◆ **Seçilen Metin**:
════════════════

Endonezya sözcükleri güncellendi
Endonezya hakkında bilginiz var mı
Endonezyaca, Endonezya'nın resmi dilidir. Endonezya dili, 1945'te Endonezya'nın bağımsızlık ilanıyla resmen tanımlanmış standart bir Malay dilidir. Malayca ve Endonezyaca hâlâ oldukça benzerdir. Endonezya dünyanın en kalabalık dördüncü ülkesidir. Endonezyalıların çoğunluğu, neredeyse %100'lük bir oranla akıcı Endonezyaca konuşur ve bu da onu dünyanın en yaygın konuşulan dillerinden biri haline getirir.

════════════════

◆ **Gösterilen Liste**:
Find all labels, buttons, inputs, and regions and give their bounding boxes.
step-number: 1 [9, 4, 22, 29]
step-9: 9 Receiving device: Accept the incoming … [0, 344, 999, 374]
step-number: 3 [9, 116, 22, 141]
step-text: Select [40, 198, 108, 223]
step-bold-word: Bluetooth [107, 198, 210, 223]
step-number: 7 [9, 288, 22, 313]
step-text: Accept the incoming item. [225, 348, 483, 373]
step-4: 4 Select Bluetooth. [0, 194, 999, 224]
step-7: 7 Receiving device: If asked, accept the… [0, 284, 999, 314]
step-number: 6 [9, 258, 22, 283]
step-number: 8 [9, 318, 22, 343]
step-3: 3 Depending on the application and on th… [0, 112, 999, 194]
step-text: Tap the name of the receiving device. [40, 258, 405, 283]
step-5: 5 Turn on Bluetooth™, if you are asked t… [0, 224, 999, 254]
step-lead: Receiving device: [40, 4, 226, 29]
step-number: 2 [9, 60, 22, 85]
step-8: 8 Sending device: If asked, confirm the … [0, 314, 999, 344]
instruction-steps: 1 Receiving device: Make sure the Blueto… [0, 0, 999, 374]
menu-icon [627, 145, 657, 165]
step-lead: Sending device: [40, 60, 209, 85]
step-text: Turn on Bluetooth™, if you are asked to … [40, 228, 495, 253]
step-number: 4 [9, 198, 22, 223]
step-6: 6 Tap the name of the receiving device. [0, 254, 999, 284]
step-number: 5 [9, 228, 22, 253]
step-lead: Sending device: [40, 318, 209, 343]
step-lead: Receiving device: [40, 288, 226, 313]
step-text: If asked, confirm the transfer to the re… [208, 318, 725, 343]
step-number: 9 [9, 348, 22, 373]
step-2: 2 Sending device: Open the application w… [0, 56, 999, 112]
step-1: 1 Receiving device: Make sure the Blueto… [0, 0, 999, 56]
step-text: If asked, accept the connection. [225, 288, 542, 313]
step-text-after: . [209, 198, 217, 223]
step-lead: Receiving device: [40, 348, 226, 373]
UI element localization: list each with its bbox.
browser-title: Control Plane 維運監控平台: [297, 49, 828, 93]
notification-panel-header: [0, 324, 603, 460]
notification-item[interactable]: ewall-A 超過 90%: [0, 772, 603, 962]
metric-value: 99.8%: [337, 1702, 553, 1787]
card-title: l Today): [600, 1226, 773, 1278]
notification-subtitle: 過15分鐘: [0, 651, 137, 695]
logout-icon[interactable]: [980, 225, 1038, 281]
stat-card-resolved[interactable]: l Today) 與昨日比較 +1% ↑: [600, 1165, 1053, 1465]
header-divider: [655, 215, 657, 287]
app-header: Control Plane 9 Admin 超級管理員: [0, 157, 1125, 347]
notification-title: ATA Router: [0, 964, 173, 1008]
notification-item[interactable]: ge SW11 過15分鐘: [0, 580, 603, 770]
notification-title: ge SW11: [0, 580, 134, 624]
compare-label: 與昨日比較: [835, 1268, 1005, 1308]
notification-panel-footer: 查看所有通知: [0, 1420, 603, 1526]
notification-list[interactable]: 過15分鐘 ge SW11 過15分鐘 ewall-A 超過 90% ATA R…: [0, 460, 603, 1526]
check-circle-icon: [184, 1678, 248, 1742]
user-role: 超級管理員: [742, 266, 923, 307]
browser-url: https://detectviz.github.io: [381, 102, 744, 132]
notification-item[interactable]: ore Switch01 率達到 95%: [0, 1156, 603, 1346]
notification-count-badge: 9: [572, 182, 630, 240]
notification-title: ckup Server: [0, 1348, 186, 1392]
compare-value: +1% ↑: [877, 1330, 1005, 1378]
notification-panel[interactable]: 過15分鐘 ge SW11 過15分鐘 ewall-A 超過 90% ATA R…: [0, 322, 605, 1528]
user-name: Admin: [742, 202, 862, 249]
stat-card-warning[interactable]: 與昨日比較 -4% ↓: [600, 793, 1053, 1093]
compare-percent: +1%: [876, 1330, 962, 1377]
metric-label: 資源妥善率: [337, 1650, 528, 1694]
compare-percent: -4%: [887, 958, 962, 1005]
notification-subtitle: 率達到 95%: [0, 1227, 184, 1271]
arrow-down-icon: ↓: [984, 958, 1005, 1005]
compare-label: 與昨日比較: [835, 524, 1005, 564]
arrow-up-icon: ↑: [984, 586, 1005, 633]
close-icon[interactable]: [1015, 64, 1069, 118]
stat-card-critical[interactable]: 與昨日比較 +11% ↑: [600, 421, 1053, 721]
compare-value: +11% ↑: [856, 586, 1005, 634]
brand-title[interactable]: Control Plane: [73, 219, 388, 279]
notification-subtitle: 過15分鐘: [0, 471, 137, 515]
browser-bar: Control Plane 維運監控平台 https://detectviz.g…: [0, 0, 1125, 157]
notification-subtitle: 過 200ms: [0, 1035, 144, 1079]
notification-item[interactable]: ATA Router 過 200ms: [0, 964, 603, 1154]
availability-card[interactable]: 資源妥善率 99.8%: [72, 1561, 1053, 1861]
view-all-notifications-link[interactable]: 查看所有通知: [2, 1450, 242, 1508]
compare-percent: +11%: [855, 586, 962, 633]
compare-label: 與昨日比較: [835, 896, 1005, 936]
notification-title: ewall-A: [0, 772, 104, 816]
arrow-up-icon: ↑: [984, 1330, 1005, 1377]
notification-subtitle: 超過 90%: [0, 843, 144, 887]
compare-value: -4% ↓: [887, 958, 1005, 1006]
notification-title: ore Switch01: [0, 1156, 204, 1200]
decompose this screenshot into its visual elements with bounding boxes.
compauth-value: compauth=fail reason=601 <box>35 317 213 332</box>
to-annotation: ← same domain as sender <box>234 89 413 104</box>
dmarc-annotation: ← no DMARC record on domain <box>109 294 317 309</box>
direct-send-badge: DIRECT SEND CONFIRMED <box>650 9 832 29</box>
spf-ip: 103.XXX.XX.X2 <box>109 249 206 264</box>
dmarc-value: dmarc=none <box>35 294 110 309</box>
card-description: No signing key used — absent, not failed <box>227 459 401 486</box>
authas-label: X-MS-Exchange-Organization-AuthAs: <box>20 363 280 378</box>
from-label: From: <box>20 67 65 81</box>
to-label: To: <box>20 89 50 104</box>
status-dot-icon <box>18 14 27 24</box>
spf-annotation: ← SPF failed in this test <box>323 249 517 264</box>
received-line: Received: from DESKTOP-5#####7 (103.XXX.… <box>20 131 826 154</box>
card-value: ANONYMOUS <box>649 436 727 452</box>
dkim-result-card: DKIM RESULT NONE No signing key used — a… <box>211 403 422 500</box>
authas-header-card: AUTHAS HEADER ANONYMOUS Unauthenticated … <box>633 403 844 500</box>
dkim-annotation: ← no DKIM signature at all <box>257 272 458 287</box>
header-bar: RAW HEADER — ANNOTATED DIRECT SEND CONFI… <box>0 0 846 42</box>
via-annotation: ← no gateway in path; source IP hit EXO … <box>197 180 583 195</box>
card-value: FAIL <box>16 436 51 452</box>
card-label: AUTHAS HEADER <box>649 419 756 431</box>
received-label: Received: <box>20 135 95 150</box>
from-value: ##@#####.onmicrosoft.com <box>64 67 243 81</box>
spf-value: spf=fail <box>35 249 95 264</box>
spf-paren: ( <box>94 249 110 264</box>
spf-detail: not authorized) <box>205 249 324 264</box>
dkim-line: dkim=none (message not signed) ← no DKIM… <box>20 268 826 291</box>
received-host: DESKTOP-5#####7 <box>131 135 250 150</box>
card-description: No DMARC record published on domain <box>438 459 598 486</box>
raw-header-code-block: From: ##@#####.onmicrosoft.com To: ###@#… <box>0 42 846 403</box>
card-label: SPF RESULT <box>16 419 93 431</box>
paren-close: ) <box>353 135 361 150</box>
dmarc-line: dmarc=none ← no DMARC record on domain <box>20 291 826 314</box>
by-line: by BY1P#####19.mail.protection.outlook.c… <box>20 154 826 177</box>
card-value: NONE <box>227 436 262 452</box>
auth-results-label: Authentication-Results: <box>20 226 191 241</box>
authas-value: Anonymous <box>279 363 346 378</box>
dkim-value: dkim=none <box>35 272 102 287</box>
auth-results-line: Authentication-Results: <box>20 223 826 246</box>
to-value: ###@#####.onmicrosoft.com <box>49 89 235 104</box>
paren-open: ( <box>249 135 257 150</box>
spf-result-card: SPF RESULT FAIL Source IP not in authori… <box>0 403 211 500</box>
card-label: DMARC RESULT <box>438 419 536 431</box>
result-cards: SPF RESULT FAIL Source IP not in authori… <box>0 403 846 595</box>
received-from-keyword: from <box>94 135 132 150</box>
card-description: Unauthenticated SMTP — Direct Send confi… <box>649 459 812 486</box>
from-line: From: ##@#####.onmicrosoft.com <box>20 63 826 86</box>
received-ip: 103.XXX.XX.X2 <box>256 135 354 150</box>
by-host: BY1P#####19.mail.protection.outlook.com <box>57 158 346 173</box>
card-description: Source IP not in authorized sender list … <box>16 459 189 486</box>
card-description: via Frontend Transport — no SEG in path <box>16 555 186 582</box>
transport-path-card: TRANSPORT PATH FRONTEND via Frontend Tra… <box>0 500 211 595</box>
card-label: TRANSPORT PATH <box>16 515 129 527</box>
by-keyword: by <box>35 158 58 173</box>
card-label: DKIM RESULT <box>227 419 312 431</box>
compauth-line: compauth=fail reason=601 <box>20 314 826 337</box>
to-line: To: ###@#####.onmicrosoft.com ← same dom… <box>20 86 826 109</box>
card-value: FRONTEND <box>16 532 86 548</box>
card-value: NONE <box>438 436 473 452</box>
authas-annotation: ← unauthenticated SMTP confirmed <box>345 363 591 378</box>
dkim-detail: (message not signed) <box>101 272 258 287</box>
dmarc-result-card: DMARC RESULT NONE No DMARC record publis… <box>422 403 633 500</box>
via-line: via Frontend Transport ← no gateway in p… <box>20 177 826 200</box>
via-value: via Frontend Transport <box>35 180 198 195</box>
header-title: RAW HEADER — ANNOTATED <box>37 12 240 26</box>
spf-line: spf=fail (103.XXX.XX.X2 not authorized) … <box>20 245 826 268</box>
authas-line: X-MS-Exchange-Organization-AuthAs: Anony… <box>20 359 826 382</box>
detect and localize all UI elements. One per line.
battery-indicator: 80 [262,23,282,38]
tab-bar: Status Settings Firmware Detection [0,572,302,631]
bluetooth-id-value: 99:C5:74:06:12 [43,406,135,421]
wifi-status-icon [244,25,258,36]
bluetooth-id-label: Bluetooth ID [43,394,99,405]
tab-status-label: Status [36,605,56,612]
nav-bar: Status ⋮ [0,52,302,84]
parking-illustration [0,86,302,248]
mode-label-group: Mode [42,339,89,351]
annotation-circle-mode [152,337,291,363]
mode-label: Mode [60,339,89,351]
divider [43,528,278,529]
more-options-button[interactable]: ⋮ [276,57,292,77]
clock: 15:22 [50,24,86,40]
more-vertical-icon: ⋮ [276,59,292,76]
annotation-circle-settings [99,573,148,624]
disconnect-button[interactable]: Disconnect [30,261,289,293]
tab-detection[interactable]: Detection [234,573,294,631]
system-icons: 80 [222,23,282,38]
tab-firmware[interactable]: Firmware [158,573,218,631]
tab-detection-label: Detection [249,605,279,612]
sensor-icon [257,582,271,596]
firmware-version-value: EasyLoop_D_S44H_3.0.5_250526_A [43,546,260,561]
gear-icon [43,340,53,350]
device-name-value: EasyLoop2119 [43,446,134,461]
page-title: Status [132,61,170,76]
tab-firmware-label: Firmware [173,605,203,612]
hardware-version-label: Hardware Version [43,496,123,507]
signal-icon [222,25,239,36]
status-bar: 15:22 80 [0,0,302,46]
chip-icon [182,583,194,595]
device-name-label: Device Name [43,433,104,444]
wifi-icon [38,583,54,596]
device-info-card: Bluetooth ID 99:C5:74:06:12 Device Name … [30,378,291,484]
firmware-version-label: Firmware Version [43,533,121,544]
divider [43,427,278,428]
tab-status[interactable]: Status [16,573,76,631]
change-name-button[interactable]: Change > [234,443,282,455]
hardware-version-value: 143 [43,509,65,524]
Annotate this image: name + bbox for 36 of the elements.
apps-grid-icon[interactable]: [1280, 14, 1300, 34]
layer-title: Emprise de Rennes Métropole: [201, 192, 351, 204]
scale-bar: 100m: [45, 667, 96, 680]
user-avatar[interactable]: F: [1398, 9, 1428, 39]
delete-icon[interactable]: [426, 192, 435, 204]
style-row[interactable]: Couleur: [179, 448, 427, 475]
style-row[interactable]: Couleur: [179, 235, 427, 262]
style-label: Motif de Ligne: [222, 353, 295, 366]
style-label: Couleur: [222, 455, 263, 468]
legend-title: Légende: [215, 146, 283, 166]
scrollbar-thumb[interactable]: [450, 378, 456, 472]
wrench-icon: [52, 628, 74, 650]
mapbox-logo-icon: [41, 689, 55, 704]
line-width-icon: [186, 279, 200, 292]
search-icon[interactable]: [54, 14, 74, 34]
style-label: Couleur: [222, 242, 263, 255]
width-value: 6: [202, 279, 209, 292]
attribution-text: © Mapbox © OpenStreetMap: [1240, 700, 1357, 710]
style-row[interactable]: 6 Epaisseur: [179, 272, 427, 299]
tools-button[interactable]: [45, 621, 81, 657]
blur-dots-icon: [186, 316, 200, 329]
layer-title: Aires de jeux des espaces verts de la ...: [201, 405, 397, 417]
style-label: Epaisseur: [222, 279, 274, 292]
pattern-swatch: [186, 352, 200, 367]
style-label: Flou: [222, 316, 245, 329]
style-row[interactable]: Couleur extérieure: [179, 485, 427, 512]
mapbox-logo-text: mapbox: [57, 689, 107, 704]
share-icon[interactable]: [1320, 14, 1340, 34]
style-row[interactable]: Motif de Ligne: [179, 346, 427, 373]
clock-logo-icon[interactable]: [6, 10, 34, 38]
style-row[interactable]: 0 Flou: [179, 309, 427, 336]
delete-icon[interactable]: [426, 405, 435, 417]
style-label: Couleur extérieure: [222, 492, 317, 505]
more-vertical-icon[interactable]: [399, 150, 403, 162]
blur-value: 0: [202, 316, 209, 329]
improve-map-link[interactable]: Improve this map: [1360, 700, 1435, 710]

════════════════

◆ **Görevin Amacı**:
Endonezyaca hakkındaki metni iki cümleyle özetleyin.

◆ **Çözümünüz**:
Endonezyaca, Endonezya'nın 1945'teki bağımsızlık ilanıyla resmen tanımlanmış standart bir Malay dilidir ve Endonezya'nın resmi dilidir; Malaycaya hâlâ oldukça benzer. Dünyanın en kalabalık dördüncü ülkesi olan Endonezya'da halkın neredeyse tamamı bu dili akıcı konuşur; bu da Endonezyacayı dünyanın en yaygın konuşulan dillerinden biri yapar.